GIVEN RECORDS.
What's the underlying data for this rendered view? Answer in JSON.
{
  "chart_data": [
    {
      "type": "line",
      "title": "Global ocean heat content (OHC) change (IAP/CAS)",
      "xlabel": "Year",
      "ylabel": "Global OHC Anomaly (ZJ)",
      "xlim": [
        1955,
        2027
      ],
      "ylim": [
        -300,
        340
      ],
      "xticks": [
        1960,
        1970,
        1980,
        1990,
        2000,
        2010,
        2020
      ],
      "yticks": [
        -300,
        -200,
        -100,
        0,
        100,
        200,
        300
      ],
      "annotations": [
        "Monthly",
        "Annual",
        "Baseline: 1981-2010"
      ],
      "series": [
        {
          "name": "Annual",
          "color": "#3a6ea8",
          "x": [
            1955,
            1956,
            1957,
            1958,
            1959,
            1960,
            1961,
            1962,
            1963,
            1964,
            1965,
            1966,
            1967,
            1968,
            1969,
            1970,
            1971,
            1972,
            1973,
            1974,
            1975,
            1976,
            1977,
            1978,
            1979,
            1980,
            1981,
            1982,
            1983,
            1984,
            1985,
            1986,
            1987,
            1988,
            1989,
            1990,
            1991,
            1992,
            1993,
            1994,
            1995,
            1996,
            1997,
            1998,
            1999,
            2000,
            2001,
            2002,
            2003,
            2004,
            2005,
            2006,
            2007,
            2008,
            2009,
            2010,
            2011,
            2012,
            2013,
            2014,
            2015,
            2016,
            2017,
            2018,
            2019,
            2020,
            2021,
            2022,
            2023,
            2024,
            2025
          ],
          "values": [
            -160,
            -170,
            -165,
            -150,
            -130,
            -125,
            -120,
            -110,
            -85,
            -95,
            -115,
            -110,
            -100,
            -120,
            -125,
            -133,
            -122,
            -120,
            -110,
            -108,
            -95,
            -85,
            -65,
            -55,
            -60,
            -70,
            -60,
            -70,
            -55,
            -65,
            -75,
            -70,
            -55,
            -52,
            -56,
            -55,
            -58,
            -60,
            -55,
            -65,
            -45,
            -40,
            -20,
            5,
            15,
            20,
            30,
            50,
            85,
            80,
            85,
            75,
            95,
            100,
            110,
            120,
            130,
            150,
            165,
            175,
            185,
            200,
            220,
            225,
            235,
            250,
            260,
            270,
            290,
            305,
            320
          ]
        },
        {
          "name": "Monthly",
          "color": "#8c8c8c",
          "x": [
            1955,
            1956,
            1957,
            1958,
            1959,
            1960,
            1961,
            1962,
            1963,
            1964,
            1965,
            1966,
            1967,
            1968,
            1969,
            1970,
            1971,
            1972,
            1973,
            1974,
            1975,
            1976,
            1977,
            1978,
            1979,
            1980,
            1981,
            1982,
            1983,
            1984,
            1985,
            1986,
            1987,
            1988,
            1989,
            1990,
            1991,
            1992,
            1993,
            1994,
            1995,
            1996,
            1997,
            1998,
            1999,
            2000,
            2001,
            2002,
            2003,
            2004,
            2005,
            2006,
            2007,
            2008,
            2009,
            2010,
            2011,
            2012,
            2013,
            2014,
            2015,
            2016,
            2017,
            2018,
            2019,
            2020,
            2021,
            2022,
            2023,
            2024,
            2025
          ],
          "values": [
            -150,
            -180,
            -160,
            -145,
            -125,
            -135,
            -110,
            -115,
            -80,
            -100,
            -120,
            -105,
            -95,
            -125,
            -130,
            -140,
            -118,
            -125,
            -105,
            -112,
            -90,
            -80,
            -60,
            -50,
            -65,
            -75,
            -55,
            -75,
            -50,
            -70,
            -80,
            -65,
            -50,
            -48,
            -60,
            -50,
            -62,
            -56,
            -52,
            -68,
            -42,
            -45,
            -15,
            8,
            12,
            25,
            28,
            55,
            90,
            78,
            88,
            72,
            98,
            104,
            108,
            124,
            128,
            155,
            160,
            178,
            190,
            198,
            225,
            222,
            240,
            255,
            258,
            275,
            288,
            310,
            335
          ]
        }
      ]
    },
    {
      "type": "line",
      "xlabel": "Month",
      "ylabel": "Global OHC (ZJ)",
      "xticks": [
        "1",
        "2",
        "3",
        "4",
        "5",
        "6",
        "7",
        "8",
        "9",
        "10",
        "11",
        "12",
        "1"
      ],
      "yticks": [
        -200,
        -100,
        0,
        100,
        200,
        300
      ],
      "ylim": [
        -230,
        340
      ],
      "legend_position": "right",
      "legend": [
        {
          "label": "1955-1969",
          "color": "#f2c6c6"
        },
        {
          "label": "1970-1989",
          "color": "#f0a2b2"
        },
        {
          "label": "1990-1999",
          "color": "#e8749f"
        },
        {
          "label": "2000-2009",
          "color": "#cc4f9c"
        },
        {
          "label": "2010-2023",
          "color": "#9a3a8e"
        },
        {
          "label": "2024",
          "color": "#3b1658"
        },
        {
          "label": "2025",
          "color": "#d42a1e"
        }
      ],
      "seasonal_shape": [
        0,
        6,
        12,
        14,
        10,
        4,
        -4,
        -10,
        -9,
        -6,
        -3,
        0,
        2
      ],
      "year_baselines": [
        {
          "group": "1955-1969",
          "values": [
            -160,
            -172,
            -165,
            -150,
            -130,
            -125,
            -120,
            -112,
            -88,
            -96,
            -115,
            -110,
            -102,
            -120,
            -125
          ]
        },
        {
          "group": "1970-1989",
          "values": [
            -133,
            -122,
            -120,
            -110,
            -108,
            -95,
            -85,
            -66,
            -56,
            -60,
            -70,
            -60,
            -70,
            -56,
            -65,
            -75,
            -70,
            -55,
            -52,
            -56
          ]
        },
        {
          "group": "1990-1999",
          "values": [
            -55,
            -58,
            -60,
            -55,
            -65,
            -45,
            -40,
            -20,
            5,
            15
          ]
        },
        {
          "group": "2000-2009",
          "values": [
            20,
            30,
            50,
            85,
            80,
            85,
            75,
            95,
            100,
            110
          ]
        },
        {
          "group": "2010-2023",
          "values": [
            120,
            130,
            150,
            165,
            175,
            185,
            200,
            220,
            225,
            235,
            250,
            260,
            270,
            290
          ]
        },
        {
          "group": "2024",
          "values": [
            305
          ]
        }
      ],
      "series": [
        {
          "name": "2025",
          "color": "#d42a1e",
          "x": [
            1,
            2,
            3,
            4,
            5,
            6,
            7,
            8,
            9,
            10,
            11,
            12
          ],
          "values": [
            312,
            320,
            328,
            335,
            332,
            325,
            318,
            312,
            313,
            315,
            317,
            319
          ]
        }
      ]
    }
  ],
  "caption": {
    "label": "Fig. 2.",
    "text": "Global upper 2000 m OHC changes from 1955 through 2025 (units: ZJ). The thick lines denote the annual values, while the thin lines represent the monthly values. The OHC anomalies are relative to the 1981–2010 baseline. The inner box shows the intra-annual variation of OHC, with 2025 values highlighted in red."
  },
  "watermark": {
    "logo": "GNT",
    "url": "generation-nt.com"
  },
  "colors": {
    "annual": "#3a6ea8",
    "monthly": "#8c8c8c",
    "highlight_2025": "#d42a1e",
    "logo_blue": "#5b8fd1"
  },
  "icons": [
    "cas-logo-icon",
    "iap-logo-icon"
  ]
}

THE PROBLEM. Reproduce each entry word for word.

SOLUTION FOR THIS TASK.
What's the underlying data for this rendered view? Answer in JSON.
{
  "chart_data": [
    {
      "type": "line",
      "title": "Global ocean heat content (OHC) change (IAP/CAS)",
      "xlabel": "Year",
      "ylabel": "Global OHC Anomaly (ZJ)",
      "xlim": [
        1955,
        2027
      ],
      "ylim": [
        -300,
        340
      ],
      "xticks": [
        1960,
        1970,
        1980,
        1990,
        2000,
        2010,
        2020
      ],
      "yticks": [
        -300,
        -200,
        -100,
        0,
        100,
        200,
        300
      ],
      "annotations": [
        "Monthly",
        "Annual",
        "Baseline: 1981-2010"
      ],
      "series": [
        {
          "name": "Annual",
          "color": "#3a6ea8",
          "x": [
            1955,
            1956,
            1957,
            1958,
            1959,
            1960,
            1961,
            1962,
            1963,
            1964,
            1965,
            1966,
            1967,
            1968,
            1969,
            1970,
            1971,
            1972,
            1973,
            1974,
            1975,
            1976,
            1977,
            1978,
            1979,
            1980,
            1981,
            1982,
            1983,
            1984,
            1985,
            1986,
            1987,
            1988,
            1989,
            1990,
            1991,
            1992,
            1993,
            1994,
            1995,
            1996,
            1997,
            1998,
            1999,
            2000,
            2001,
            2002,
            2003,
            2004,
            2005,
            2006,
            2007,
            2008,
            2009,
            2010,
            2011,
            2012,
            2013,
            2014,
            2015,
            2016,
            2017,
            2018,
            2019,
            2020,
            2021,
            2022,
            2023,
            2024,
            2025
          ],
          "values": [
            -160,
            -170,
            -165,
            -150,
            -130,
            -125,
            -120,
            -110,
            -85,
            -95,
            -115,
            -110,
            -100,
            -120,
            -125,
            -133,
            -122,
            -120,
            -110,
            -108,
            -95,
            -85,
            -65,
            -55,
            -60,
            -70,
            -60,
            -70,
            -55,
            -65,
            -75,
            -70,
            -55,
            -52,
            -56,
            -55,
            -58,
            -60,
            -55,
            -65,
            -45,
            -40,
            -20,
            5,
            15,
            20,
            30,
            50,
            85,
            80,
            85,
            75,
            95,
            100,
            110,
            120,
            130,
            150,
            165,
            175,
            185,
            200,
            220,
            225,
            235,
            250,
            260,
            270,
            290,
            305,
            320
          ]
        },
        {
          "name": "Monthly",
          "color": "#8c8c8c",
          "x": [
            1955,
            1956,
            1957,
            1958,
            1959,
            1960,
            1961,
            1962,
            1963,
            1964,
            1965,
            1966,
            1967,
            1968,
            1969,
            1970,
            1971,
            1972,
            1973,
            1974,
            1975,
            1976,
            1977,
            1978,
            1979,
            1980,
            1981,
            1982,
            1983,
            1984,
            1985,
            1986,
            1987,
            1988,
            1989,
            1990,
            1991,
            1992,
            1993,
            1994,
            1995,
            1996,
            1997,
            1998,
            1999,
            2000,
            2001,
            2002,
            2003,
            2004,
            2005,
            2006,
            2007,
            2008,
            2009,
            2010,
            2011,
            2012,
            2013,
            2014,
            2015,
            2016,
            2017,
            2018,
            2019,
            2020,
            2021,
            2022,
            2023,
            2024,
            2025
          ],
          "values": [
            -150,
            -180,
            -160,
            -145,
            -125,
            -135,
            -110,
            -115,
            -80,
            -100,
            -120,
            -105,
            -95,
            -125,
            -130,
            -140,
            -118,
            -125,
            -105,
            -112,
            -90,
            -80,
            -60,
            -50,
            -65,
            -75,
            -55,
            -75,
            -50,
            -70,
            -80,
            -65,
            -50,
            -48,
            -60,
            -50,
            -62,
            -56,
            -52,
            -68,
            -42,
            -45,
            -15,
            8,
            12,
            25,
            28,
            55,
            90,
            78,
            88,
            72,
            98,
            104,
            108,
            124,
            128,
            155,
            160,
            178,
            190,
            198,
            225,
            222,
            240,
            255,
            258,
            275,
            288,
            310,
            335
          ]
        }
      ]
    },
    {
      "type": "line",
      "xlabel": "Month",
      "ylabel": "Global OHC (ZJ)",
      "xticks": [
        "1",
        "2",
        "3",
        "4",
        "5",
        "6",
        "7",
        "8",
        "9",
        "10",
        "11",
        "12",
        "1"
      ],
      "yticks": [
        -200,
        -100,
        0,
        100,
        200,
        300
      ],
      "ylim": [
        -230,
        340
      ],
      "legend_position": "right",
      "legend": [
        {
          "label": "1955-1969",
          "color": "#f2c6c6"
        },
        {
          "label": "1970-1989",
          "color": "#f0a2b2"
        },
        {
          "label": "1990-1999",
          "color": "#e8749f"
        },
        {
          "label": "2000-2009",
          "color": "#cc4f9c"
        },
        {
          "label": "2010-2023",
          "color": "#9a3a8e"
        },
        {
          "label": "2024",
          "color": "#3b1658"
        },
        {
          "label": "2025",
          "color": "#d42a1e"
        }
      ],
      "seasonal_shape": [
        0,
        6,
        12,
        14,
        10,
        4,
        -4,
        -10,
        -9,
        -6,
        -3,
        0,
        2
      ],
      "year_baselines": [
        {
          "group": "1955-1969",
          "values": [
            -160,
            -172,
            -165,
            -150,
            -130,
            -125,
            -120,
            -112,
            -88,
            -96,
            -115,
            -110,
            -102,
            -120,
            -125
          ]
        },
        {
          "group": "1970-1989",
          "values": [
            -133,
            -122,
            -120,
            -110,
            -108,
            -95,
            -85,
            -66,
            -56,
            -60,
            -70,
            -60,
            -70,
            -56,
            -65,
            -75,
            -70,
            -55,
            -52,
            -56
          ]
        },
        {
          "group": "1990-1999",
          "values": [
            -55,
            -58,
            -60,
            -55,
            -65,
            -45,
            -40,
            -20,
            5,
            15
          ]
        },
        {
          "group": "2000-2009",
          "values": [
            20,
            30,
            50,
            85,
            80,
            85,
            75,
            95,
            100,
            110
          ]
        },
        {
          "group": "2010-2023",
          "values": [
            120,
            130,
            150,
            165,
            175,
            185,
            200,
            220,
            225,
            235,
            250,
            260,
            270,
            290
          ]
        },
        {
          "group": "2024",
          "values": [
            305
          ]
        }
      ],
      "series": [
        {
          "name": "2025",
          "color": "#d42a1e",
          "x": [
            1,
            2,
            3,
            4,
            5,
            6,
            7,
            8,
            9,
            10,
            11,
            12
          ],
          "values": [
            312,
            320,
            328,
            335,
            332,
            325,
            318,
            312,
            313,
            315,
            317,
            319
          ]
        }
      ]
    }
  ],
  "caption": {
    "label": "Fig. 2.",
    "text": "Global upper 2000 m OHC changes from 1955 through 2025 (units: ZJ). The thick lines denote the annual values, while the thin lines represent the monthly values. The OHC anomalies are relative to the 1981–2010 baseline. The inner box shows the intra-annual variation of OHC, with 2025 values highlighted in red."
  },
  "watermark": {
    "logo": "GNT",
    "url": "generation-nt.com"
  },
  "colors": {
    "annual": "#3a6ea8",
    "monthly": "#8c8c8c",
    "highlight_2025": "#d42a1e",
    "logo_blue": "#5b8fd1"
  },
  "icons": [
    "cas-logo-icon",
    "iap-logo-icon"
  ]
}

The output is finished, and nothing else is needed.